Figure record listings:
>> Start

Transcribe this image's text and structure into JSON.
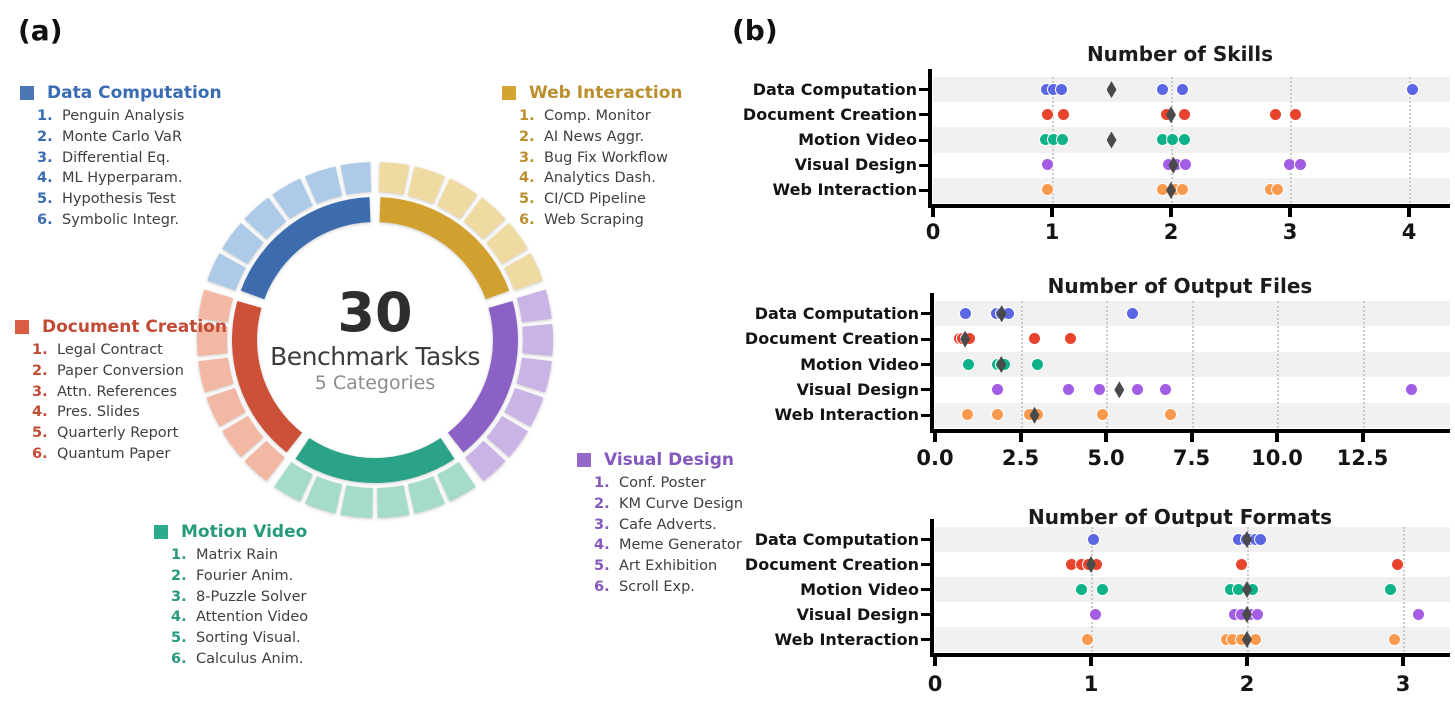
{
  "panel_a": {
    "label": "(a)",
    "center": {
      "value": "30",
      "line1": "Benchmark Tasks",
      "line2": "5 Categories"
    },
    "categories": [
      {
        "id": "data",
        "name": "Data Computation",
        "title_color": "#3a6cb4",
        "square_color": "#4b76b5",
        "arc_color": "#3d6cae",
        "arc_light": "#adcbe8",
        "items": [
          "Penguin Analysis",
          "Monte Carlo VaR",
          "Differential Eq.",
          "ML Hyperparam.",
          "Hypothesis Test",
          "Symbolic Integr."
        ]
      },
      {
        "id": "web",
        "name": "Web Interaction",
        "title_color": "#bb8f2e",
        "square_color": "#d5a430",
        "arc_color": "#d2a02f",
        "arc_light": "#efdaa2",
        "items": [
          "Comp. Monitor",
          "AI News Aggr.",
          "Bug Fix Workflow",
          "Analytics Dash.",
          "CI/CD Pipeline",
          "Web Scraping"
        ]
      },
      {
        "id": "document",
        "name": "Document Creation",
        "title_color": "#c24b36",
        "square_color": "#da5c42",
        "arc_color": "#cd5138",
        "arc_light": "#f3b8a3",
        "items": [
          "Legal Contract",
          "Paper Conversion",
          "Attn. References",
          "Pres. Slides",
          "Quarterly Report",
          "Quantum Paper"
        ]
      },
      {
        "id": "motion",
        "name": "Motion Video",
        "title_color": "#27997c",
        "square_color": "#2caa8d",
        "arc_color": "#2ba389",
        "arc_light": "#a4dcc9",
        "items": [
          "Matrix Rain",
          "Fourier Anim.",
          "8-Puzzle Solver",
          "Attention Video",
          "Sorting Visual.",
          "Calculus Anim."
        ]
      },
      {
        "id": "visual",
        "name": "Visual Design",
        "title_color": "#8558bd",
        "square_color": "#9569c7",
        "arc_color": "#8c61c6",
        "arc_light": "#cab3e5",
        "items": [
          "Conf. Poster",
          "KM Curve Design",
          "Cafe Adverts.",
          "Meme Generator",
          "Art Exhibition",
          "Scroll Exp."
        ]
      }
    ],
    "donut_clockwise_from_top": [
      "web",
      "visual",
      "motion",
      "document",
      "data"
    ]
  },
  "panel_b": {
    "label": "(b)"
  },
  "dot_colors": {
    "data": "#5a66e3",
    "document": "#e8432d",
    "motion": "#0eb288",
    "visual": "#a25de4",
    "web": "#f9994d",
    "median": "#4a4a4a"
  },
  "chart_data": [
    {
      "type": "pie",
      "title": "30 Benchmark Tasks",
      "subtitle": "5 Categories",
      "categories": [
        "Web Interaction",
        "Visual Design",
        "Motion Video",
        "Document Creation",
        "Data Computation"
      ],
      "values": [
        6,
        6,
        6,
        6,
        6
      ],
      "note": "donut: inner solid arc per category, outer ring split into 6 task segments"
    },
    {
      "type": "strip",
      "title": "Number of Skills",
      "categories": [
        "Data Computation",
        "Document Creation",
        "Motion Video",
        "Visual Design",
        "Web Interaction"
      ],
      "category_ids": [
        "data",
        "document",
        "motion",
        "visual",
        "web"
      ],
      "xlim": [
        0,
        4.33
      ],
      "xticks": [
        0,
        1,
        2,
        3,
        4
      ],
      "xtick_labels": [
        "0",
        "1",
        "2",
        "3",
        "4"
      ],
      "grid": "dotted-vertical",
      "series": [
        {
          "name": "Data Computation",
          "dots": [
            0.96,
            1.02,
            1.08,
            1.93,
            2.1,
            4.03
          ],
          "median": 1.5
        },
        {
          "name": "Document Creation",
          "dots": [
            0.97,
            1.1,
            1.97,
            2.12,
            2.88,
            3.05
          ],
          "median": 2.0
        },
        {
          "name": "Motion Video",
          "dots": [
            0.95,
            1.02,
            1.09,
            1.93,
            2.02,
            2.12
          ],
          "median": 1.5
        },
        {
          "name": "Visual Design",
          "dots": [
            0.97,
            1.98,
            2.05,
            2.13,
            3.0,
            3.09
          ],
          "median": 2.02
        },
        {
          "name": "Web Interaction",
          "dots": [
            0.97,
            1.93,
            2.04,
            2.1,
            2.84,
            2.9
          ],
          "median": 2.0
        }
      ]
    },
    {
      "type": "strip",
      "title": "Number of Output Files",
      "categories": [
        "Data Computation",
        "Document Creation",
        "Motion Video",
        "Visual Design",
        "Web Interaction"
      ],
      "category_ids": [
        "data",
        "document",
        "motion",
        "visual",
        "web"
      ],
      "xlim": [
        0,
        15
      ],
      "xticks": [
        0,
        2.5,
        5,
        7.5,
        10,
        12.5
      ],
      "xtick_labels": [
        "0.0",
        "2.5",
        "5.0",
        "7.5",
        "10.0",
        "12.5"
      ],
      "grid": "dotted-vertical",
      "series": [
        {
          "name": "Data Computation",
          "dots": [
            0.92,
            1.8,
            1.95,
            2.07,
            2.17,
            5.78
          ],
          "median": 1.95
        },
        {
          "name": "Document Creation",
          "dots": [
            0.72,
            0.82,
            0.93,
            1.03,
            2.91,
            3.98
          ],
          "median": 0.88
        },
        {
          "name": "Motion Video",
          "dots": [
            0.99,
            1.84,
            1.96,
            2.06,
            3.01
          ],
          "median": 1.94
        },
        {
          "name": "Visual Design",
          "dots": [
            1.84,
            3.93,
            4.81,
            5.93,
            6.76,
            13.96
          ],
          "median": 5.39
        },
        {
          "name": "Web Interaction",
          "dots": [
            0.96,
            1.84,
            2.79,
            3.01,
            4.91,
            6.91
          ],
          "median": 2.91
        }
      ]
    },
    {
      "type": "strip",
      "title": "Number of Output Formats",
      "categories": [
        "Data Computation",
        "Document Creation",
        "Motion Video",
        "Visual Design",
        "Web Interaction"
      ],
      "category_ids": [
        "data",
        "document",
        "motion",
        "visual",
        "web"
      ],
      "xlim": [
        0,
        3.3
      ],
      "xticks": [
        0,
        1,
        2,
        3
      ],
      "xtick_labels": [
        "0",
        "1",
        "2",
        "3"
      ],
      "grid": "dotted-vertical",
      "series": [
        {
          "name": "Data Computation",
          "dots": [
            1.02,
            1.95,
            2.0,
            2.03,
            2.06,
            2.09
          ],
          "median": 2.0
        },
        {
          "name": "Document Creation",
          "dots": [
            0.88,
            0.94,
            0.99,
            1.04,
            1.97,
            2.97
          ],
          "median": 1.0
        },
        {
          "name": "Motion Video",
          "dots": [
            0.94,
            1.08,
            1.9,
            1.95,
            2.04,
            2.92
          ],
          "median": 2.0
        },
        {
          "name": "Visual Design",
          "dots": [
            1.03,
            1.92,
            1.97,
            2.03,
            2.07,
            3.1
          ],
          "median": 2.0
        },
        {
          "name": "Web Interaction",
          "dots": [
            0.98,
            1.87,
            1.91,
            1.97,
            2.06,
            2.95
          ],
          "median": 2.0
        }
      ]
    }
  ]
}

>> End

Work to do: Omit the pictures and restate the rest of the records verbatim.

Solution for this exercise:
Transcribe this image's text and structure into JSON.
{
  "panel_a": {
    "label": "(a)",
    "center": {
      "value": "30",
      "line1": "Benchmark Tasks",
      "line2": "5 Categories"
    },
    "categories": [
      {
        "id": "data",
        "name": "Data Computation",
        "title_color": "#3a6cb4",
        "square_color": "#4b76b5",
        "arc_color": "#3d6cae",
        "arc_light": "#adcbe8",
        "items": [
          "Penguin Analysis",
          "Monte Carlo VaR",
          "Differential Eq.",
          "ML Hyperparam.",
          "Hypothesis Test",
          "Symbolic Integr."
        ]
      },
      {
        "id": "web",
        "name": "Web Interaction",
        "title_color": "#bb8f2e",
        "square_color": "#d5a430",
        "arc_color": "#d2a02f",
        "arc_light": "#efdaa2",
        "items": [
          "Comp. Monitor",
          "AI News Aggr.",
          "Bug Fix Workflow",
          "Analytics Dash.",
          "CI/CD Pipeline",
          "Web Scraping"
        ]
      },
      {
        "id": "document",
        "name": "Document Creation",
        "title_color": "#c24b36",
        "square_color": "#da5c42",
        "arc_color": "#cd5138",
        "arc_light": "#f3b8a3",
        "items": [
          "Legal Contract",
          "Paper Conversion",
          "Attn. References",
          "Pres. Slides",
          "Quarterly Report",
          "Quantum Paper"
        ]
      },
      {
        "id": "motion",
        "name": "Motion Video",
        "title_color": "#27997c",
        "square_color": "#2caa8d",
        "arc_color": "#2ba389",
        "arc_light": "#a4dcc9",
        "items": [
          "Matrix Rain",
          "Fourier Anim.",
          "8-Puzzle Solver",
          "Attention Video",
          "Sorting Visual.",
          "Calculus Anim."
        ]
      },
      {
        "id": "visual",
        "name": "Visual Design",
        "title_color": "#8558bd",
        "square_color": "#9569c7",
        "arc_color": "#8c61c6",
        "arc_light": "#cab3e5",
        "items": [
          "Conf. Poster",
          "KM Curve Design",
          "Cafe Adverts.",
          "Meme Generator",
          "Art Exhibition",
          "Scroll Exp."
        ]
      }
    ],
    "donut_clockwise_from_top": [
      "web",
      "visual",
      "motion",
      "document",
      "data"
    ]
  },
  "panel_b": {
    "label": "(b)"
  },
  "dot_colors": {
    "data": "#5a66e3",
    "document": "#e8432d",
    "motion": "#0eb288",
    "visual": "#a25de4",
    "web": "#f9994d",
    "median": "#4a4a4a"
  },
  "chart_data": [
    {
      "type": "pie",
      "title": "30 Benchmark Tasks",
      "subtitle": "5 Categories",
      "categories": [
        "Web Interaction",
        "Visual Design",
        "Motion Video",
        "Document Creation",
        "Data Computation"
      ],
      "values": [
        6,
        6,
        6,
        6,
        6
      ],
      "note": "donut: inner solid arc per category, outer ring split into 6 task segments"
    },
    {
      "type": "strip",
      "title": "Number of Skills",
      "categories": [
        "Data Computation",
        "Document Creation",
        "Motion Video",
        "Visual Design",
        "Web Interaction"
      ],
      "category_ids": [
        "data",
        "document",
        "motion",
        "visual",
        "web"
      ],
      "xlim": [
        0,
        4.33
      ],
      "xticks": [
        0,
        1,
        2,
        3,
        4
      ],
      "xtick_labels": [
        "0",
        "1",
        "2",
        "3",
        "4"
      ],
      "grid": "dotted-vertical",
      "series": [
        {
          "name": "Data Computation",
          "dots": [
            0.96,
            1.02,
            1.08,
            1.93,
            2.1,
            4.03
          ],
          "median": 1.5
        },
        {
          "name": "Document Creation",
          "dots": [
            0.97,
            1.1,
            1.97,
            2.12,
            2.88,
            3.05
          ],
          "median": 2.0
        },
        {
          "name": "Motion Video",
          "dots": [
            0.95,
            1.02,
            1.09,
            1.93,
            2.02,
            2.12
          ],
          "median": 1.5
        },
        {
          "name": "Visual Design",
          "dots": [
            0.97,
            1.98,
            2.05,
            2.13,
            3.0,
            3.09
          ],
          "median": 2.02
        },
        {
          "name": "Web Interaction",
          "dots": [
            0.97,
            1.93,
            2.04,
            2.1,
            2.84,
            2.9
          ],
          "median": 2.0
        }
      ]
    },
    {
      "type": "strip",
      "title": "Number of Output Files",
      "categories": [
        "Data Computation",
        "Document Creation",
        "Motion Video",
        "Visual Design",
        "Web Interaction"
      ],
      "category_ids": [
        "data",
        "document",
        "motion",
        "visual",
        "web"
      ],
      "xlim": [
        0,
        15
      ],
      "xticks": [
        0,
        2.5,
        5,
        7.5,
        10,
        12.5
      ],
      "xtick_labels": [
        "0.0",
        "2.5",
        "5.0",
        "7.5",
        "10.0",
        "12.5"
      ],
      "grid": "dotted-vertical",
      "series": [
        {
          "name": "Data Computation",
          "dots": [
            0.92,
            1.8,
            1.95,
            2.07,
            2.17,
            5.78
          ],
          "median": 1.95
        },
        {
          "name": "Document Creation",
          "dots": [
            0.72,
            0.82,
            0.93,
            1.03,
            2.91,
            3.98
          ],
          "median": 0.88
        },
        {
          "name": "Motion Video",
          "dots": [
            0.99,
            1.84,
            1.96,
            2.06,
            3.01
          ],
          "median": 1.94
        },
        {
          "name": "Visual Design",
          "dots": [
            1.84,
            3.93,
            4.81,
            5.93,
            6.76,
            13.96
          ],
          "median": 5.39
        },
        {
          "name": "Web Interaction",
          "dots": [
            0.96,
            1.84,
            2.79,
            3.01,
            4.91,
            6.91
          ],
          "median": 2.91
        }
      ]
    },
    {
      "type": "strip",
      "title": "Number of Output Formats",
      "categories": [
        "Data Computation",
        "Document Creation",
        "Motion Video",
        "Visual Design",
        "Web Interaction"
      ],
      "category_ids": [
        "data",
        "document",
        "motion",
        "visual",
        "web"
      ],
      "xlim": [
        0,
        3.3
      ],
      "xticks": [
        0,
        1,
        2,
        3
      ],
      "xtick_labels": [
        "0",
        "1",
        "2",
        "3"
      ],
      "grid": "dotted-vertical",
      "series": [
        {
          "name": "Data Computation",
          "dots": [
            1.02,
            1.95,
            2.0,
            2.03,
            2.06,
            2.09
          ],
          "median": 2.0
        },
        {
          "name": "Document Creation",
          "dots": [
            0.88,
            0.94,
            0.99,
            1.04,
            1.97,
            2.97
          ],
          "median": 1.0
        },
        {
          "name": "Motion Video",
          "dots": [
            0.94,
            1.08,
            1.9,
            1.95,
            2.04,
            2.92
          ],
          "median": 2.0
        },
        {
          "name": "Visual Design",
          "dots": [
            1.03,
            1.92,
            1.97,
            2.03,
            2.07,
            3.1
          ],
          "median": 2.0
        },
        {
          "name": "Web Interaction",
          "dots": [
            0.98,
            1.87,
            1.91,
            1.97,
            2.06,
            2.95
          ],
          "median": 2.0
        }
      ]
    }
  ]
}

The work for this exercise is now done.